Dataset listings of figures
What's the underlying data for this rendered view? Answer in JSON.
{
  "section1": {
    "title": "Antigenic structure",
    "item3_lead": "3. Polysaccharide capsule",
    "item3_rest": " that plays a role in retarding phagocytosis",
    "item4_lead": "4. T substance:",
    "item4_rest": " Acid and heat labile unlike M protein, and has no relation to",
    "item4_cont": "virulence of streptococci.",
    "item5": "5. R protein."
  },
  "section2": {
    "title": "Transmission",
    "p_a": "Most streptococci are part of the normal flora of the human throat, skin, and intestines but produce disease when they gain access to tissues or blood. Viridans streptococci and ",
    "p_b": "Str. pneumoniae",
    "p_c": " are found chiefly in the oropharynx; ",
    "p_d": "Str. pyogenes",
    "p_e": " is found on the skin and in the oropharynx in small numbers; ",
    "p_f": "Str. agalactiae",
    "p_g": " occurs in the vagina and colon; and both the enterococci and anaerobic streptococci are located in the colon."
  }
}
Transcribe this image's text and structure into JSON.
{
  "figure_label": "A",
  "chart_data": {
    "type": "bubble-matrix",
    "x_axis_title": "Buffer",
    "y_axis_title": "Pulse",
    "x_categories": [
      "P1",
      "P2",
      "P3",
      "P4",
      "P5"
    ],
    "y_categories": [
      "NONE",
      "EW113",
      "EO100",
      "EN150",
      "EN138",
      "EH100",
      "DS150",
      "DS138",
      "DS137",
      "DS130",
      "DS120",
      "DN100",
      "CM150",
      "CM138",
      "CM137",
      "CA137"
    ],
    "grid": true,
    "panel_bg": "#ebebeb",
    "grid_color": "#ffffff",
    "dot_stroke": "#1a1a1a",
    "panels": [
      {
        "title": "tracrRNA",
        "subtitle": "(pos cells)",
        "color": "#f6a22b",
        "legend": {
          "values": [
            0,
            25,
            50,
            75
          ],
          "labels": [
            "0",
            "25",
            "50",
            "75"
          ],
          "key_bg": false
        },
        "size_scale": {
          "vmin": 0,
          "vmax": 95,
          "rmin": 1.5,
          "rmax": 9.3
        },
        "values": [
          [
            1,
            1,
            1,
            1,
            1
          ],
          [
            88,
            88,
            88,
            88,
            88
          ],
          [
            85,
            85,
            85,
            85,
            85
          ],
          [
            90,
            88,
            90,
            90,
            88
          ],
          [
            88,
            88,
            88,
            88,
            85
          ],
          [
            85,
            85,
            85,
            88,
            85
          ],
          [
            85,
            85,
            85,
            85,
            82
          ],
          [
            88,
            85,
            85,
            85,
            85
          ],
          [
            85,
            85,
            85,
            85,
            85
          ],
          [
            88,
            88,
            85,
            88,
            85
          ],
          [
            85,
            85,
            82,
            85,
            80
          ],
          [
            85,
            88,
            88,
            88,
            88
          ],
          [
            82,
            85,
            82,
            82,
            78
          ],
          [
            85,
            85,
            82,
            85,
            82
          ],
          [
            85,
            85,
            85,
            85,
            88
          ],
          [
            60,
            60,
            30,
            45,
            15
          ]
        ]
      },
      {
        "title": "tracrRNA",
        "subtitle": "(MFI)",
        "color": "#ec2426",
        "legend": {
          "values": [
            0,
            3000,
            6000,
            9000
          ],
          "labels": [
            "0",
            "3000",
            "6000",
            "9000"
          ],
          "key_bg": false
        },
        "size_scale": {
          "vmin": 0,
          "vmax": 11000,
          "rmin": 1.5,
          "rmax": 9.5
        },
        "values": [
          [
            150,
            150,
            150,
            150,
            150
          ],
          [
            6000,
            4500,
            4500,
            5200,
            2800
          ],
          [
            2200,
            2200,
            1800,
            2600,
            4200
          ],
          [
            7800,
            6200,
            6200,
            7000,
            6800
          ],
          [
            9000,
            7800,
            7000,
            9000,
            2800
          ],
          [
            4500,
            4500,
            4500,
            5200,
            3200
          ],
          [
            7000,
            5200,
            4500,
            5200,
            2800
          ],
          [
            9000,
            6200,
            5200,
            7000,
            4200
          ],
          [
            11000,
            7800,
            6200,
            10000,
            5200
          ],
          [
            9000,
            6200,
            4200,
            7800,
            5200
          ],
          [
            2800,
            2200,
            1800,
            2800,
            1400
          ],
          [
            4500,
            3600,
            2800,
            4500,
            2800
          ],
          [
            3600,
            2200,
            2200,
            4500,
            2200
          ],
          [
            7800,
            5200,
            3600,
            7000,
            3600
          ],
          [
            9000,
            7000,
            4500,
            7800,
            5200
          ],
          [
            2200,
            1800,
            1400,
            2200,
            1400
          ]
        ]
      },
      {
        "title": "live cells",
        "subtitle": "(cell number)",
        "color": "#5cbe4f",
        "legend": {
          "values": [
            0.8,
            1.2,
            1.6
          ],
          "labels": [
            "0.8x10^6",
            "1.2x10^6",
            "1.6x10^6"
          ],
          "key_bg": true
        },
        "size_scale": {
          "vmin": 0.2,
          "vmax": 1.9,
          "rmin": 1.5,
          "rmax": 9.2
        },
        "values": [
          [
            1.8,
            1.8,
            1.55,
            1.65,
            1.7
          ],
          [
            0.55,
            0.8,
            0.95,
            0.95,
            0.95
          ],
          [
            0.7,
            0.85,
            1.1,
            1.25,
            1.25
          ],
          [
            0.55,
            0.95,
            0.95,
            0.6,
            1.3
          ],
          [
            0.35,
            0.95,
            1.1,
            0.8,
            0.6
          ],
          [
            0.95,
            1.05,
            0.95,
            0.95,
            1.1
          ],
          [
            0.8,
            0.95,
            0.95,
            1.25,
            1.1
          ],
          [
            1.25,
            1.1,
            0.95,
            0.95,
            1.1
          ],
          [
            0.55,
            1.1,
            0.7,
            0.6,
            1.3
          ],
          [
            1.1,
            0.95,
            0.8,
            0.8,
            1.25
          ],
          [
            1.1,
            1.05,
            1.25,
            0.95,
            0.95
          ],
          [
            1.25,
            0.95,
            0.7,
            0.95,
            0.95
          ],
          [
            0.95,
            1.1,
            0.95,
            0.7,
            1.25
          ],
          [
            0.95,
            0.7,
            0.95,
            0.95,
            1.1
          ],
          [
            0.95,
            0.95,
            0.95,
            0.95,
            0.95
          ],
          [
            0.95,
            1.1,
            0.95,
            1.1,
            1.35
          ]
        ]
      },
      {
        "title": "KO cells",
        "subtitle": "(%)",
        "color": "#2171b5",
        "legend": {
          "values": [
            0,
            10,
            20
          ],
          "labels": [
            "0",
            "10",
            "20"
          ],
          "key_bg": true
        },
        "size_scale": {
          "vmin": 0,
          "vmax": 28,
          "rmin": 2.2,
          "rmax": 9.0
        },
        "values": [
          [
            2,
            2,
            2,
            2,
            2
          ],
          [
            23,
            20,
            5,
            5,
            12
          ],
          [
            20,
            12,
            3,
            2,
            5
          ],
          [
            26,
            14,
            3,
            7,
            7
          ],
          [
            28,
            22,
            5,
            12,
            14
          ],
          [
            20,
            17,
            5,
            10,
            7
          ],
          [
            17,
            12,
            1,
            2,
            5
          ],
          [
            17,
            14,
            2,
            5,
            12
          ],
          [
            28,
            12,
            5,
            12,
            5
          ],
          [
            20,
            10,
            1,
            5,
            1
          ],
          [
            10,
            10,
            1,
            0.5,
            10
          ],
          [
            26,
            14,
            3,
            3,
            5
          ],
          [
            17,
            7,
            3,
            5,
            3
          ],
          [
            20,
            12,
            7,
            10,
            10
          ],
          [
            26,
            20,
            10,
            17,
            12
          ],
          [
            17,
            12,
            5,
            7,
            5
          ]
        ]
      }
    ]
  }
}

▶ WORK REQUEST
Reproduce all of the records precisely. No word may differ.

▶ RESPONSE
What's the underlying data for this rendered view? Answer in JSON.
{
  "section1": {
    "title": "Antigenic structure",
    "item3_lead": "3. Polysaccharide capsule",
    "item3_rest": " that plays a role in retarding phagocytosis",
    "item4_lead": "4. T substance:",
    "item4_rest": " Acid and heat labile unlike M protein, and has no relation to",
    "item4_cont": "virulence of streptococci.",
    "item5": "5. R protein."
  },
  "section2": {
    "title": "Transmission",
    "p_a": "Most streptococci are part of the normal flora of the human throat, skin, and intestines but produce disease when they gain access to tissues or blood. Viridans streptococci and ",
    "p_b": "Str. pneumoniae",
    "p_c": " are found chiefly in the oropharynx; ",
    "p_d": "Str. pyogenes",
    "p_e": " is found on the skin and in the oropharynx in small numbers; ",
    "p_f": "Str. agalactiae",
    "p_g": " occurs in the vagina and colon; and both the enterococci and anaerobic streptococci are located in the colon."
  }
}
Transcribe this image's text and structure into JSON.
{
  "figure_label": "A",
  "chart_data": {
    "type": "bubble-matrix",
    "x_axis_title": "Buffer",
    "y_axis_title": "Pulse",
    "x_categories": [
      "P1",
      "P2",
      "P3",
      "P4",
      "P5"
    ],
    "y_categories": [
      "NONE",
      "EW113",
      "EO100",
      "EN150",
      "EN138",
      "EH100",
      "DS150",
      "DS138",
      "DS137",
      "DS130",
      "DS120",
      "DN100",
      "CM150",
      "CM138",
      "CM137",
      "CA137"
    ],
    "grid": true,
    "panel_bg": "#ebebeb",
    "grid_color": "#ffffff",
    "dot_stroke": "#1a1a1a",
    "panels": [
      {
        "title": "tracrRNA",
        "subtitle": "(pos cells)",
        "color": "#f6a22b",
        "legend": {
          "values": [
            0,
            25,
            50,
            75
          ],
          "labels": [
            "0",
            "25",
            "50",
            "75"
          ],
          "key_bg": false
        },
        "size_scale": {
          "vmin": 0,
          "vmax": 95,
          "rmin": 1.5,
          "rmax": 9.3
        },
        "values": [
          [
            1,
            1,
            1,
            1,
            1
          ],
          [
            88,
            88,
            88,
            88,
            88
          ],
          [
            85,
            85,
            85,
            85,
            85
          ],
          [
            90,
            88,
            90,
            90,
            88
          ],
          [
            88,
            88,
            88,
            88,
            85
          ],
          [
            85,
            85,
            85,
            88,
            85
          ],
          [
            85,
            85,
            85,
            85,
            82
          ],
          [
            88,
            85,
            85,
            85,
            85
          ],
          [
            85,
            85,
            85,
            85,
            85
          ],
          [
            88,
            88,
            85,
            88,
            85
          ],
          [
            85,
            85,
            82,
            85,
            80
          ],
          [
            85,
            88,
            88,
            88,
            88
          ],
          [
            82,
            85,
            82,
            82,
            78
          ],
          [
            85,
            85,
            82,
            85,
            82
          ],
          [
            85,
            85,
            85,
            85,
            88
          ],
          [
            60,
            60,
            30,
            45,
            15
          ]
        ]
      },
      {
        "title": "tracrRNA",
        "subtitle": "(MFI)",
        "color": "#ec2426",
        "legend": {
          "values": [
            0,
            3000,
            6000,
            9000
          ],
          "labels": [
            "0",
            "3000",
            "6000",
            "9000"
          ],
          "key_bg": false
        },
        "size_scale": {
          "vmin": 0,
          "vmax": 11000,
          "rmin": 1.5,
          "rmax": 9.5
        },
        "values": [
          [
            150,
            150,
            150,
            150,
            150
          ],
          [
            6000,
            4500,
            4500,
            5200,
            2800
          ],
          [
            2200,
            2200,
            1800,
            2600,
            4200
          ],
          [
            7800,
            6200,
            6200,
            7000,
            6800
          ],
          [
            9000,
            7800,
            7000,
            9000,
            2800
          ],
          [
            4500,
            4500,
            4500,
            5200,
            3200
          ],
          [
            7000,
            5200,
            4500,
            5200,
            2800
          ],
          [
            9000,
            6200,
            5200,
            7000,
            4200
          ],
          [
            11000,
            7800,
            6200,
            10000,
            5200
          ],
          [
            9000,
            6200,
            4200,
            7800,
            5200
          ],
          [
            2800,
            2200,
            1800,
            2800,
            1400
          ],
          [
            4500,
            3600,
            2800,
            4500,
            2800
          ],
          [
            3600,
            2200,
            2200,
            4500,
            2200
          ],
          [
            7800,
            5200,
            3600,
            7000,
            3600
          ],
          [
            9000,
            7000,
            4500,
            7800,
            5200
          ],
          [
            2200,
            1800,
            1400,
            2200,
            1400
          ]
        ]
      },
      {
        "title": "live cells",
        "subtitle": "(cell number)",
        "color": "#5cbe4f",
        "legend": {
          "values": [
            0.8,
            1.2,
            1.6
          ],
          "labels": [
            "0.8x10^6",
            "1.2x10^6",
            "1.6x10^6"
          ],
          "key_bg": true
        },
        "size_scale": {
          "vmin": 0.2,
          "vmax": 1.9,
          "rmin": 1.5,
          "rmax": 9.2
        },
        "values": [
          [
            1.8,
            1.8,
            1.55,
            1.65,
            1.7
          ],
          [
            0.55,
            0.8,
            0.95,
            0.95,
            0.95
          ],
          [
            0.7,
            0.85,
            1.1,
            1.25,
            1.25
          ],
          [
            0.55,
            0.95,
            0.95,
            0.6,
            1.3
          ],
          [
            0.35,
            0.95,
            1.1,
            0.8,
            0.6
          ],
          [
            0.95,
            1.05,
            0.95,
            0.95,
            1.1
          ],
          [
            0.8,
            0.95,
            0.95,
            1.25,
            1.1
          ],
          [
            1.25,
            1.1,
            0.95,
            0.95,
            1.1
          ],
          [
            0.55,
            1.1,
            0.7,
            0.6,
            1.3
          ],
          [
            1.1,
            0.95,
            0.8,
            0.8,
            1.25
          ],
          [
            1.1,
            1.05,
            1.25,
            0.95,
            0.95
          ],
          [
            1.25,
            0.95,
            0.7,
            0.95,
            0.95
          ],
          [
            0.95,
            1.1,
            0.95,
            0.7,
            1.25
          ],
          [
            0.95,
            0.7,
            0.95,
            0.95,
            1.1
          ],
          [
            0.95,
            0.95,
            0.95,
            0.95,
            0.95
          ],
          [
            0.95,
            1.1,
            0.95,
            1.1,
            1.35
          ]
        ]
      },
      {
        "title": "KO cells",
        "subtitle": "(%)",
        "color": "#2171b5",
        "legend": {
          "values": [
            0,
            10,
            20
          ],
          "labels": [
            "0",
            "10",
            "20"
          ],
          "key_bg": true
        },
        "size_scale": {
          "vmin": 0,
          "vmax": 28,
          "rmin": 2.2,
          "rmax": 9.0
        },
        "values": [
          [
            2,
            2,
            2,
            2,
            2
          ],
          [
            23,
            20,
            5,
            5,
            12
          ],
          [
            20,
            12,
            3,
            2,
            5
          ],
          [
            26,
            14,
            3,
            7,
            7
          ],
          [
            28,
            22,
            5,
            12,
            14
          ],
          [
            20,
            17,
            5,
            10,
            7
          ],
          [
            17,
            12,
            1,
            2,
            5
          ],
          [
            17,
            14,
            2,
            5,
            12
          ],
          [
            28,
            12,
            5,
            12,
            5
          ],
          [
            20,
            10,
            1,
            5,
            1
          ],
          [
            10,
            10,
            1,
            0.5,
            10
          ],
          [
            26,
            14,
            3,
            3,
            5
          ],
          [
            17,
            7,
            3,
            5,
            3
          ],
          [
            20,
            12,
            7,
            10,
            10
          ],
          [
            26,
            20,
            10,
            17,
            12
          ],
          [
            17,
            12,
            5,
            7,
            5
          ]
        ]
      }
    ]
  }
}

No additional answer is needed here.